* start Dataset records *

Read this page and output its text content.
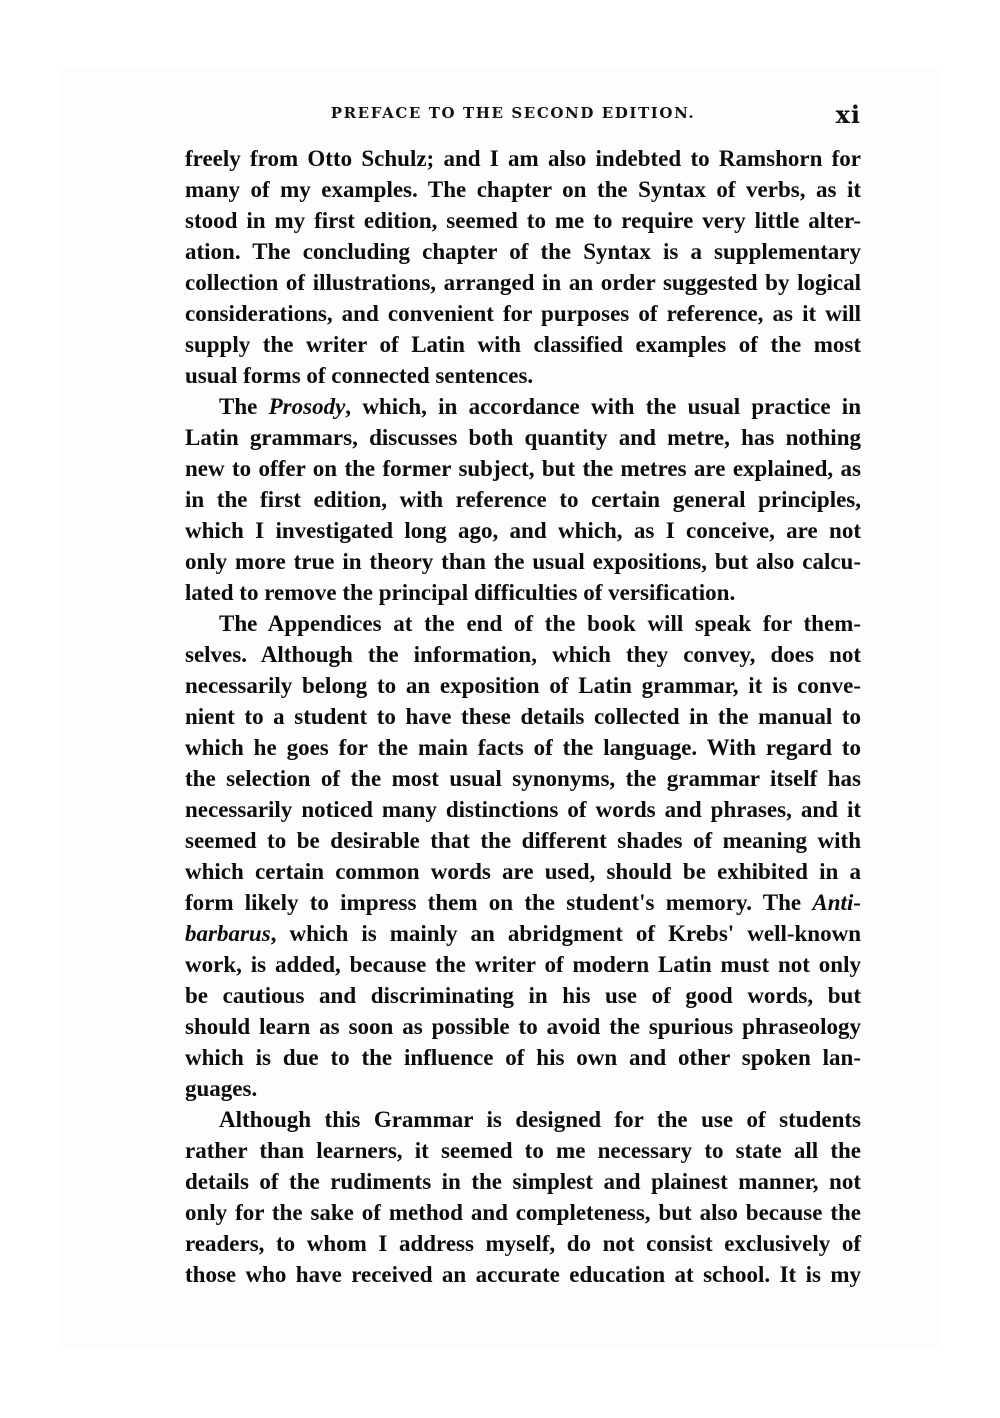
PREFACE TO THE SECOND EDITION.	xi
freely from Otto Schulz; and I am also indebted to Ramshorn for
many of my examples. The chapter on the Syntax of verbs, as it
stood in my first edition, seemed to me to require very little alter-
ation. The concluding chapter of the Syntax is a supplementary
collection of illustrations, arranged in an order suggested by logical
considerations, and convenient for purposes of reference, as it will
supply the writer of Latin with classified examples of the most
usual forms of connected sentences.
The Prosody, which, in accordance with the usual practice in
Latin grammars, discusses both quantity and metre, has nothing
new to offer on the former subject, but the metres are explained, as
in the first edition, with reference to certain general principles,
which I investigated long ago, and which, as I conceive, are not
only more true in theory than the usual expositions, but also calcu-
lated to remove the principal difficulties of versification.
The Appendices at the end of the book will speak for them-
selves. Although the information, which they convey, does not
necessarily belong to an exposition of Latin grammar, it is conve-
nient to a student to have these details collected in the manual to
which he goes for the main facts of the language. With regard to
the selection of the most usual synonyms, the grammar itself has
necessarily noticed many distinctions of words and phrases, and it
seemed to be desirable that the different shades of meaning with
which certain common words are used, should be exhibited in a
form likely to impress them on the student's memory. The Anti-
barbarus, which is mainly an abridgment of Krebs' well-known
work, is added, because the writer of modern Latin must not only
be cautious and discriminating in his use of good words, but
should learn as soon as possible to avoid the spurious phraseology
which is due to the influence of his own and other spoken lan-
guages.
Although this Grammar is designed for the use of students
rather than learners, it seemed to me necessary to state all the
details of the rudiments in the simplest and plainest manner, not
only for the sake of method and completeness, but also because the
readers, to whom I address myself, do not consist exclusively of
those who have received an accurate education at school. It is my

* end Dataset records *
* start Dataset records *

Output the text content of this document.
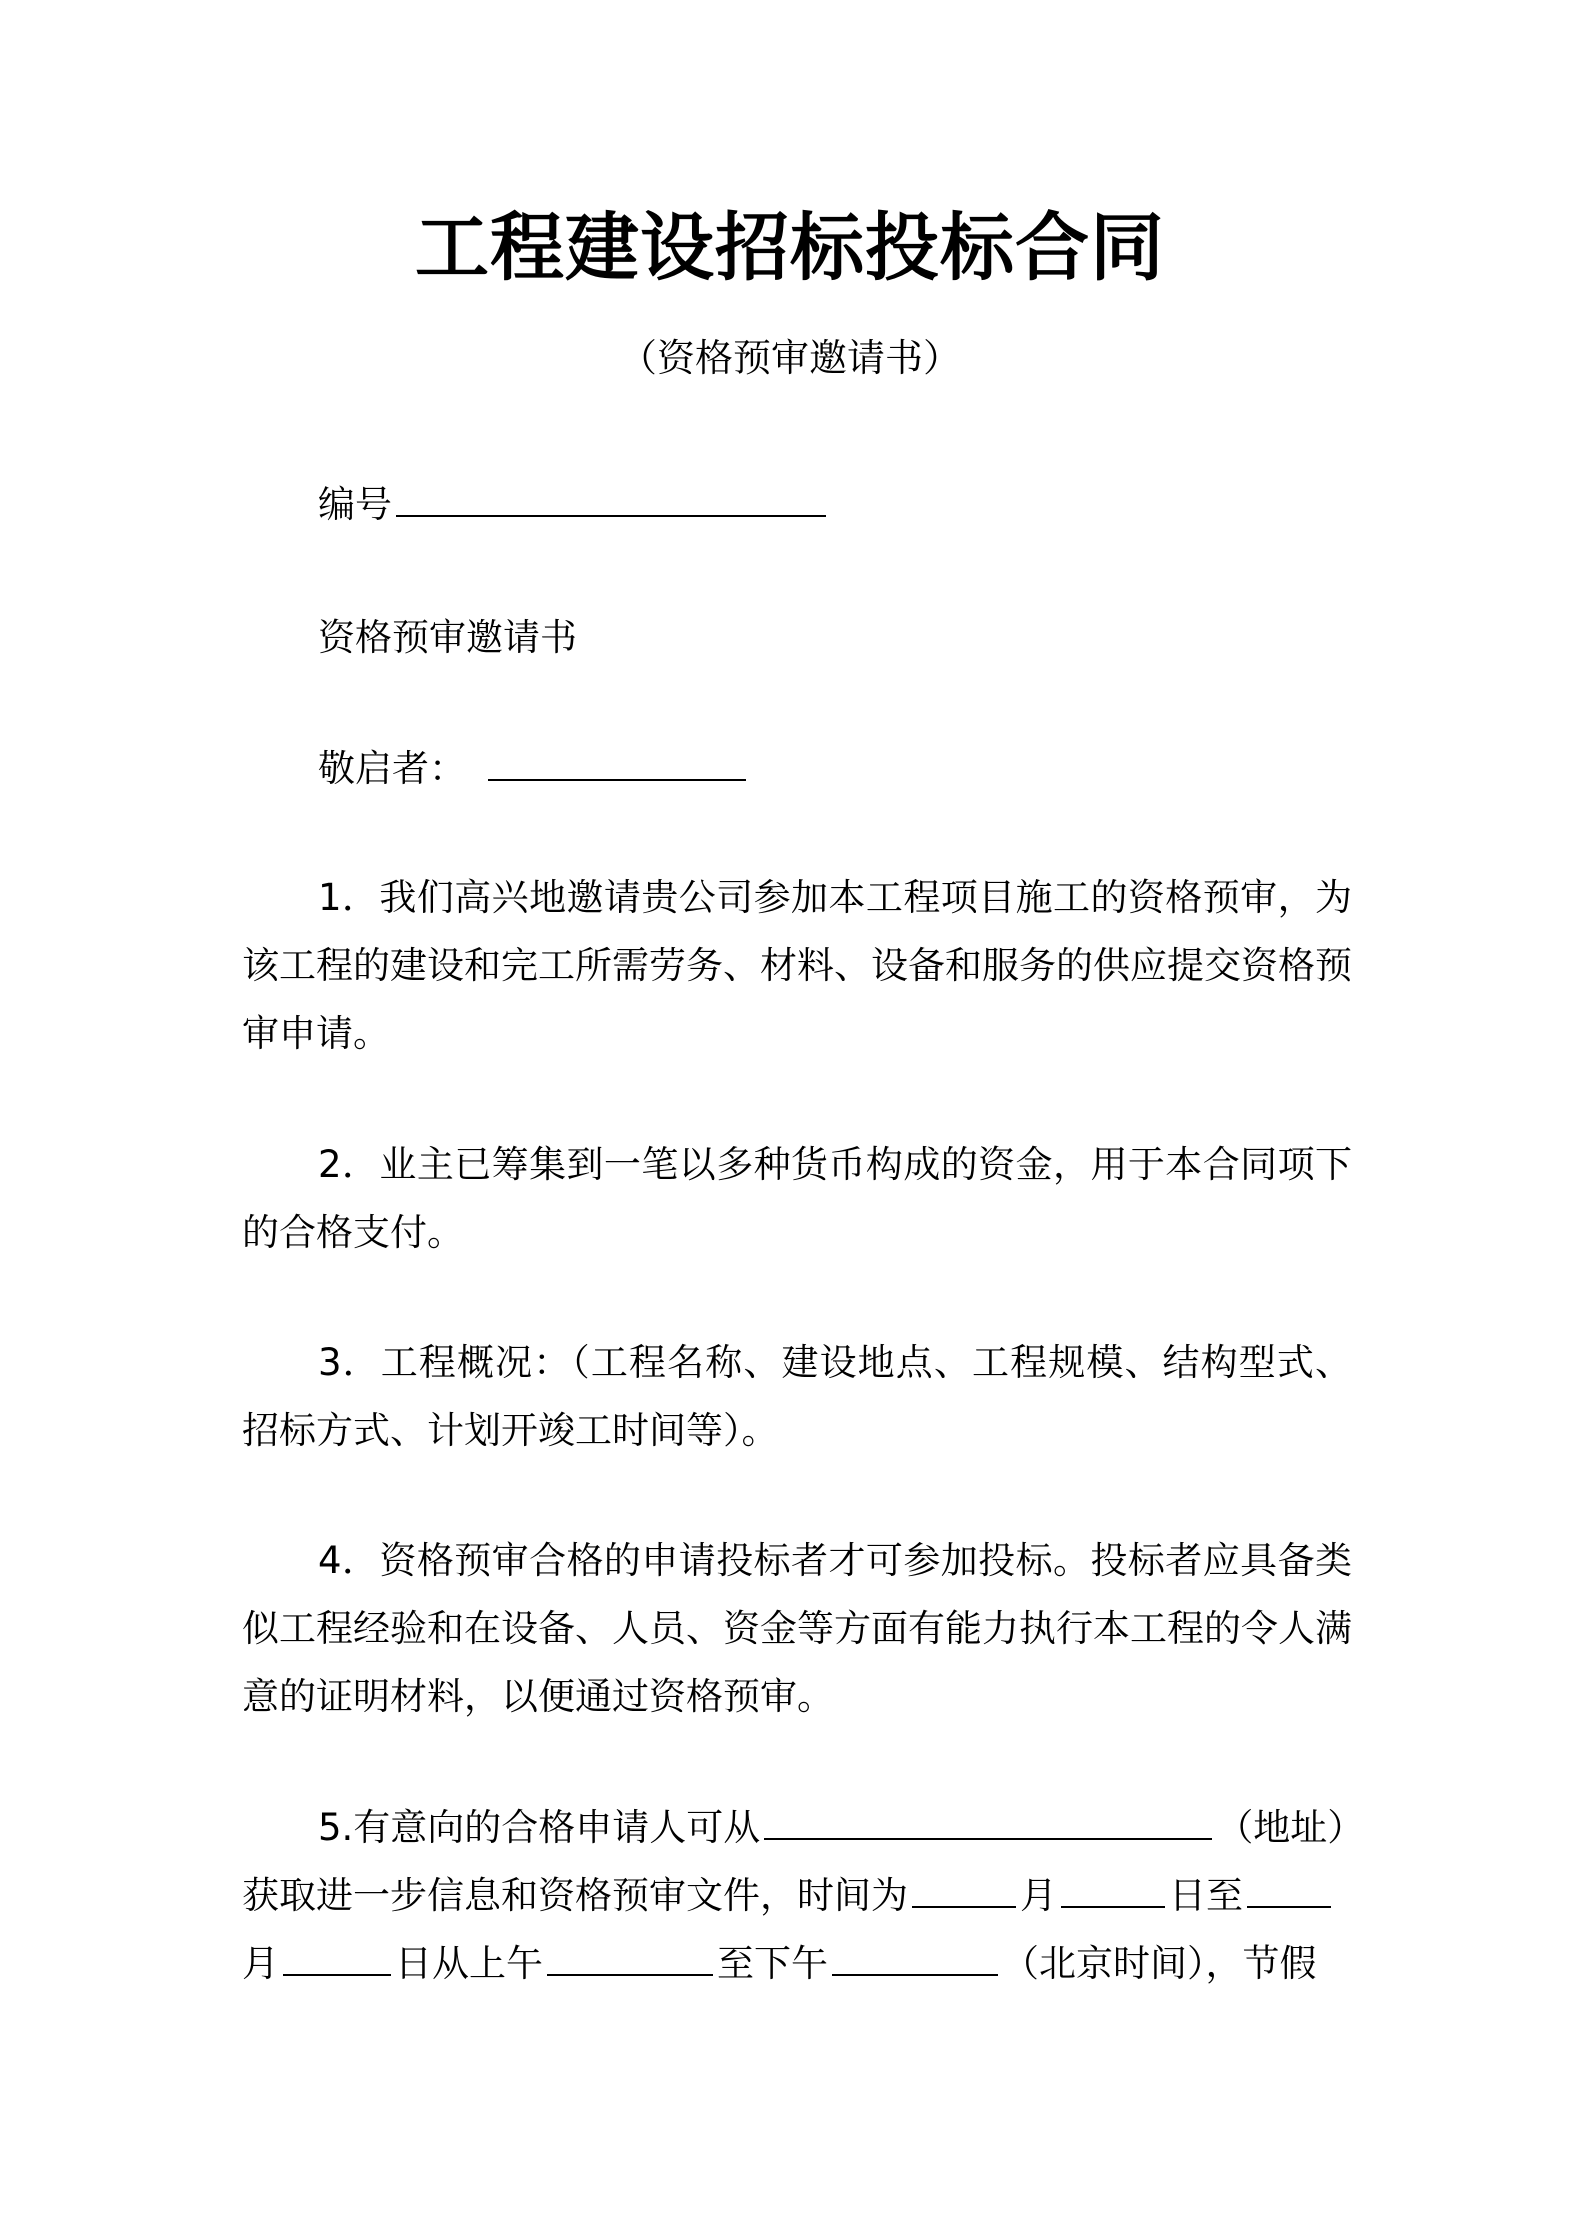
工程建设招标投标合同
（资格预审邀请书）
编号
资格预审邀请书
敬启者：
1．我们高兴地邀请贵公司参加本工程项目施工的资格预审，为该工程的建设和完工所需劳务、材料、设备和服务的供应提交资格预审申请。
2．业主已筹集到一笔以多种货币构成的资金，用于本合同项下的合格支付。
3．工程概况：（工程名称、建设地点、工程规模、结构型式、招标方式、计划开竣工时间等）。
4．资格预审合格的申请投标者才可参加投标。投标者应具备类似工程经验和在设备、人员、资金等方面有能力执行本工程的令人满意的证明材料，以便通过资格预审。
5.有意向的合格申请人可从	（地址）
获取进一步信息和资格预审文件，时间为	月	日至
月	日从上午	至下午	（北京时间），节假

* end Dataset records *
* start Dataset records *

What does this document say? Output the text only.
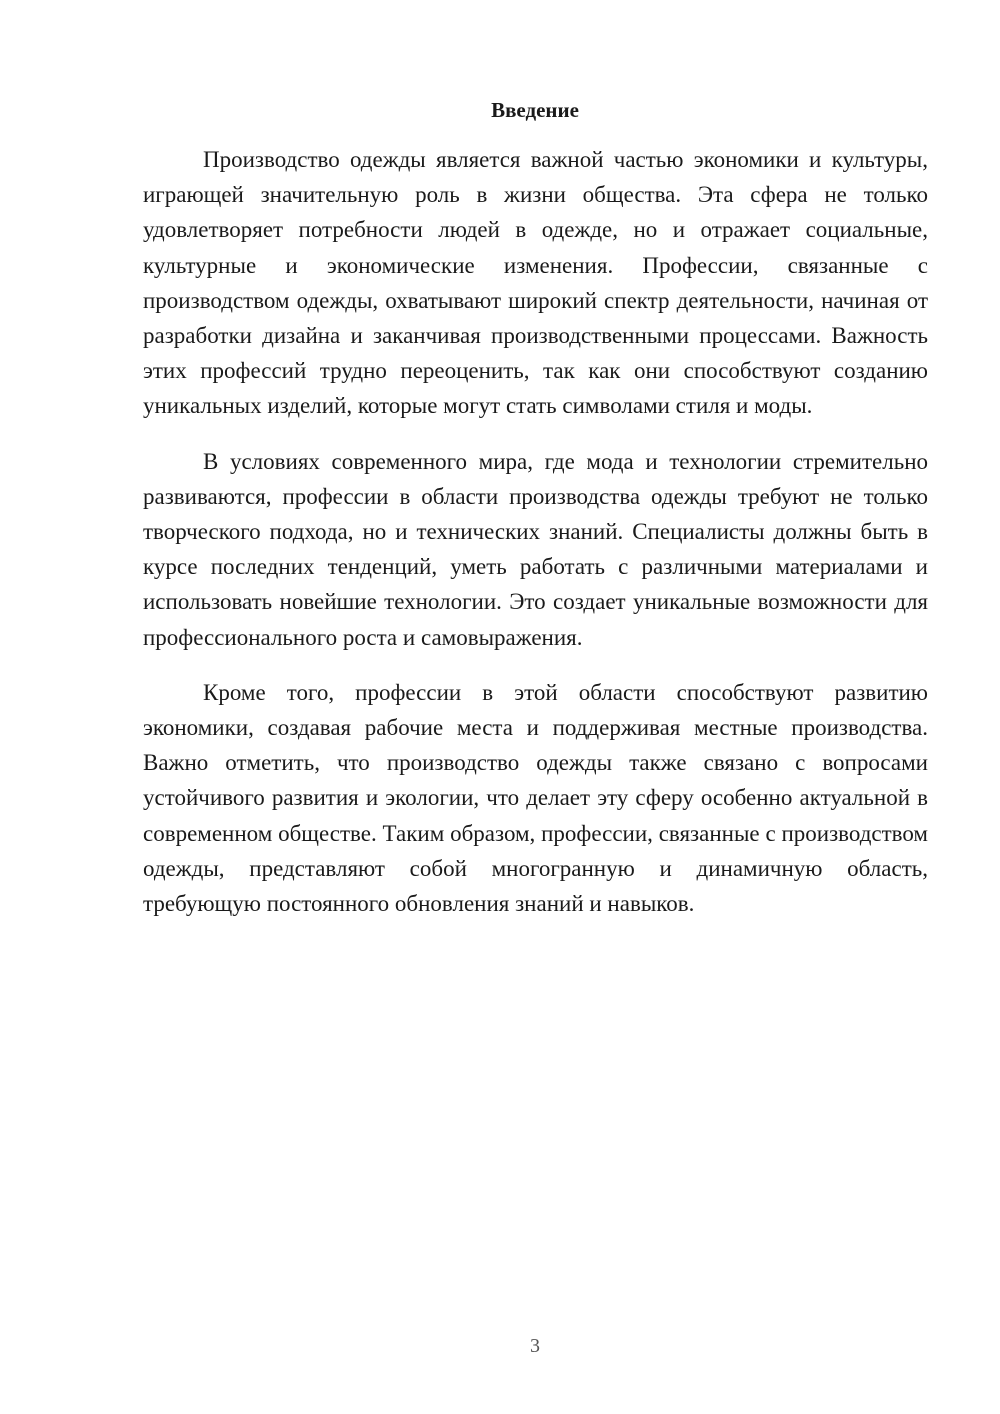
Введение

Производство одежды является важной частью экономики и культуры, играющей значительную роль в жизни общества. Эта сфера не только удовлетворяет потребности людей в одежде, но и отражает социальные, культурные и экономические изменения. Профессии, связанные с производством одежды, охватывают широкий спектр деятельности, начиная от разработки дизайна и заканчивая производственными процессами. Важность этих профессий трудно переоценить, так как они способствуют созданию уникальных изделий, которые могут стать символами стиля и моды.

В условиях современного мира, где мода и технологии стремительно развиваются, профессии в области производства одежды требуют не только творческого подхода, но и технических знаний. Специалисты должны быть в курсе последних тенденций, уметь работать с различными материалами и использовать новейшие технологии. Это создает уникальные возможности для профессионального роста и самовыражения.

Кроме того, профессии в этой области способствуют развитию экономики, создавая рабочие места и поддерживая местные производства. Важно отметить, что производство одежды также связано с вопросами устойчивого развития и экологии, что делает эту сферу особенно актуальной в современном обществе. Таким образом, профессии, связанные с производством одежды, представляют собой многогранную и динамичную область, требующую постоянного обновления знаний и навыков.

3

* end Dataset records *

### Aim
Filter the records above for lines containing the word "them", and copy those lines.

### Solution to this problem
The Appendices at the end of the book will speak for them-
form likely to impress them on the student's memory. The Anti-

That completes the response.